Input records —
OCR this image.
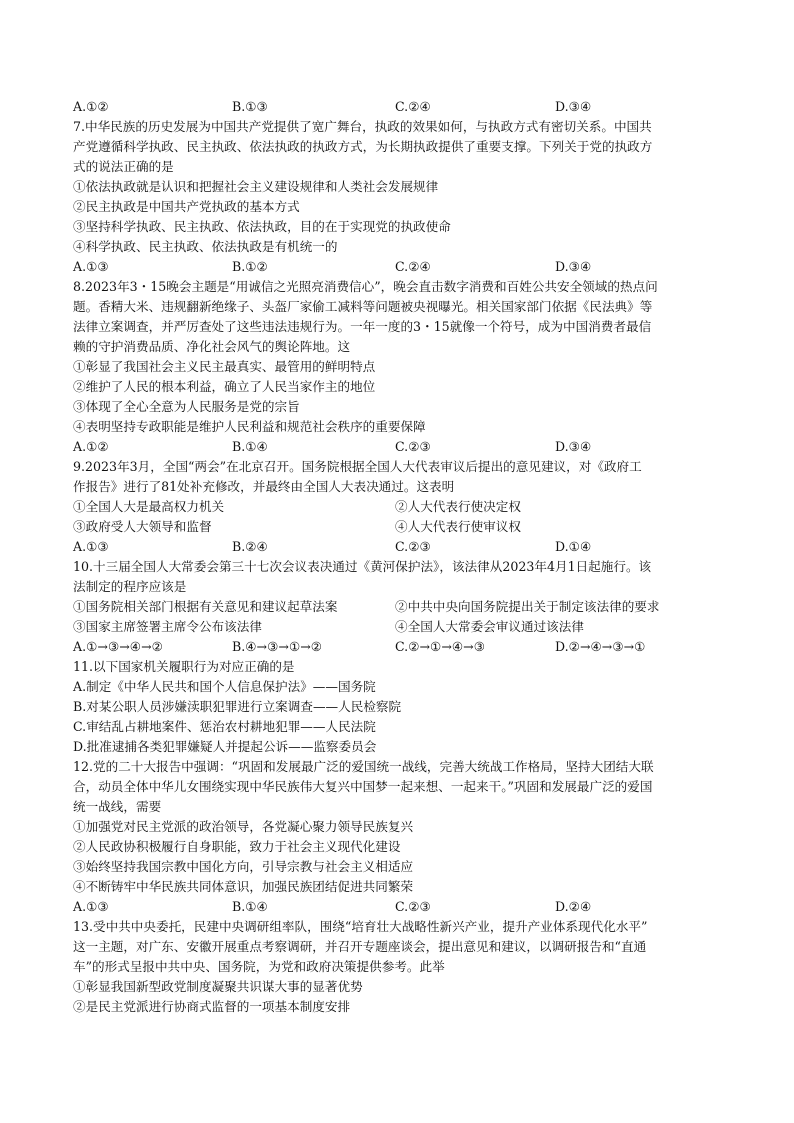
A.①②	B.①③	C.②④	D.③④
7.中华民族的历史发展为中国共产党提供了宽广舞台，执政的效果如何，与执政方式有密切关系。中国共
产党遵循科学执政、民主执政、依法执政的执政方式，为长期执政提供了重要支撑。下列关于党的执政方
式的说法正确的是
①依法执政就是认识和把握社会主义建设规律和人类社会发展规律
②民主执政是中国共产党执政的基本方式
③坚持科学执政、民主执政、依法执政，目的在于实现党的执政使命
④科学执政、民主执政、依法执政是有机统一的
A.①③	B.①②	C.②④	D.③④
8.2023年3・15晚会主题是“用诚信之光照亮消费信心”，晚会直击数字消费和百姓公共安全领域的热点问
题。香精大米、违规翻新绝缘子、头盔厂家偷工减料等问题被央视曝光。相关国家部门依据《民法典》等
法律立案调查，并严厉查处了这些违法违规行为。一年一度的3・15就像一个符号，成为中国消费者最信
赖的守护消费品质、净化社会风气的舆论阵地。这
①彰显了我国社会主义民主最真实、最管用的鲜明特点
②维护了人民的根本利益，确立了人民当家作主的地位
③体现了全心全意为人民服务是党的宗旨
④表明坚持专政职能是维护人民利益和规范社会秩序的重要保障
A.①②	B.①④	C.②③	D.③④
9.2023年3月，全国“两会”在北京召开。国务院根据全国人大代表审议后提出的意见建议，对《政府工
作报告》进行了81处补充修改，并最终由全国人大表决通过。这表明
①全国人大是最高权力机关	②人大代表行使决定权
③政府受人大领导和监督	④人大代表行使审议权
A.①③	B.②④	C.②③	D.①④
10.十三届全国人大常委会第三十七次会议表决通过《黄河保护法》，该法律从2023年4月1日起施行。该
法制定的程序应该是
①国务院相关部门根据有关意见和建议起草法案	②中共中央向国务院提出关于制定该法律的要求
③国家主席签署主席令公布该法律	④全国人大常委会审议通过该法律
A.①→③→④→②	B.④→③→①→②	C.②→①→④→③	D.②→④→③→①
11.以下国家机关履职行为对应正确的是
A.制定《中华人民共和国个人信息保护法》——国务院
B.对某公职人员涉嫌渎职犯罪进行立案调查——人民检察院
C.审结乱占耕地案件、惩治农村耕地犯罪——人民法院
D.批准逮捕各类犯罪嫌疑人并提起公诉——监察委员会
12.党的二十大报告中强调：“巩固和发展最广泛的爱国统一战线，完善大统战工作格局，坚持大团结大联
合，动员全体中华儿女围绕实现中华民族伟大复兴中国梦一起来想、一起来干。”巩固和发展最广泛的爱国
统一战线，需要
①加强党对民主党派的政治领导，各党凝心聚力领导民族复兴
②人民政协积极履行自身职能，致力于社会主义现代化建设
③始终坚持我国宗教中国化方向，引导宗教与社会主义相适应
④不断铸牢中华民族共同体意识，加强民族团结促进共同繁荣
A.①③	B.①④	C.②③	D.②④
13.受中共中央委托，民建中央调研组率队，围绕“培育壮大战略性新兴产业，提升产业体系现代化水平”
这一主题，对广东、安徽开展重点考察调研，并召开专题座谈会，提出意见和建议，以调研报告和“直通
车”的形式呈报中共中央、国务院，为党和政府决策提供参考。此举
①彰显我国新型政党制度凝聚共识谋大事的显著优势
②是民主党派进行协商式监督的一项基本制度安排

Work instructions — Each entry must be retyped word for word, with every image omitted.

Written response —
OCR this image.
A.①②	B.①③	C.②④	D.③④
7.中华民族的历史发展为中国共产党提供了宽广舞台，执政的效果如何，与执政方式有密切关系。中国共
产党遵循科学执政、民主执政、依法执政的执政方式，为长期执政提供了重要支撑。下列关于党的执政方
式的说法正确的是
①依法执政就是认识和把握社会主义建设规律和人类社会发展规律
②民主执政是中国共产党执政的基本方式
③坚持科学执政、民主执政、依法执政，目的在于实现党的执政使命
④科学执政、民主执政、依法执政是有机统一的
A.①③	B.①②	C.②④	D.③④
8.2023年3・15晚会主题是“用诚信之光照亮消费信心”，晚会直击数字消费和百姓公共安全领域的热点问
题。香精大米、违规翻新绝缘子、头盔厂家偷工减料等问题被央视曝光。相关国家部门依据《民法典》等
法律立案调查，并严厉查处了这些违法违规行为。一年一度的3・15就像一个符号，成为中国消费者最信
赖的守护消费品质、净化社会风气的舆论阵地。这
①彰显了我国社会主义民主最真实、最管用的鲜明特点
②维护了人民的根本利益，确立了人民当家作主的地位
③体现了全心全意为人民服务是党的宗旨
④表明坚持专政职能是维护人民利益和规范社会秩序的重要保障
A.①②	B.①④	C.②③	D.③④
9.2023年3月，全国“两会”在北京召开。国务院根据全国人大代表审议后提出的意见建议，对《政府工
作报告》进行了81处补充修改，并最终由全国人大表决通过。这表明
①全国人大是最高权力机关	②人大代表行使决定权
③政府受人大领导和监督	④人大代表行使审议权
A.①③	B.②④	C.②③	D.①④
10.十三届全国人大常委会第三十七次会议表决通过《黄河保护法》，该法律从2023年4月1日起施行。该
法制定的程序应该是
①国务院相关部门根据有关意见和建议起草法案	②中共中央向国务院提出关于制定该法律的要求
③国家主席签署主席令公布该法律	④全国人大常委会审议通过该法律
A.①→③→④→②	B.④→③→①→②	C.②→①→④→③	D.②→④→③→①
11.以下国家机关履职行为对应正确的是
A.制定《中华人民共和国个人信息保护法》——国务院
B.对某公职人员涉嫌渎职犯罪进行立案调查——人民检察院
C.审结乱占耕地案件、惩治农村耕地犯罪——人民法院
D.批准逮捕各类犯罪嫌疑人并提起公诉——监察委员会
12.党的二十大报告中强调：“巩固和发展最广泛的爱国统一战线，完善大统战工作格局，坚持大团结大联
合，动员全体中华儿女围绕实现中华民族伟大复兴中国梦一起来想、一起来干。”巩固和发展最广泛的爱国
统一战线，需要
①加强党对民主党派的政治领导，各党凝心聚力领导民族复兴
②人民政协积极履行自身职能，致力于社会主义现代化建设
③始终坚持我国宗教中国化方向，引导宗教与社会主义相适应
④不断铸牢中华民族共同体意识，加强民族团结促进共同繁荣
A.①③	B.①④	C.②③	D.②④
13.受中共中央委托，民建中央调研组率队，围绕“培育壮大战略性新兴产业，提升产业体系现代化水平”
这一主题，对广东、安徽开展重点考察调研，并召开专题座谈会，提出意见和建议，以调研报告和“直通
车”的形式呈报中共中央、国务院，为党和政府决策提供参考。此举
①彰显我国新型政党制度凝聚共识谋大事的显著优势
②是民主党派进行协商式监督的一项基本制度安排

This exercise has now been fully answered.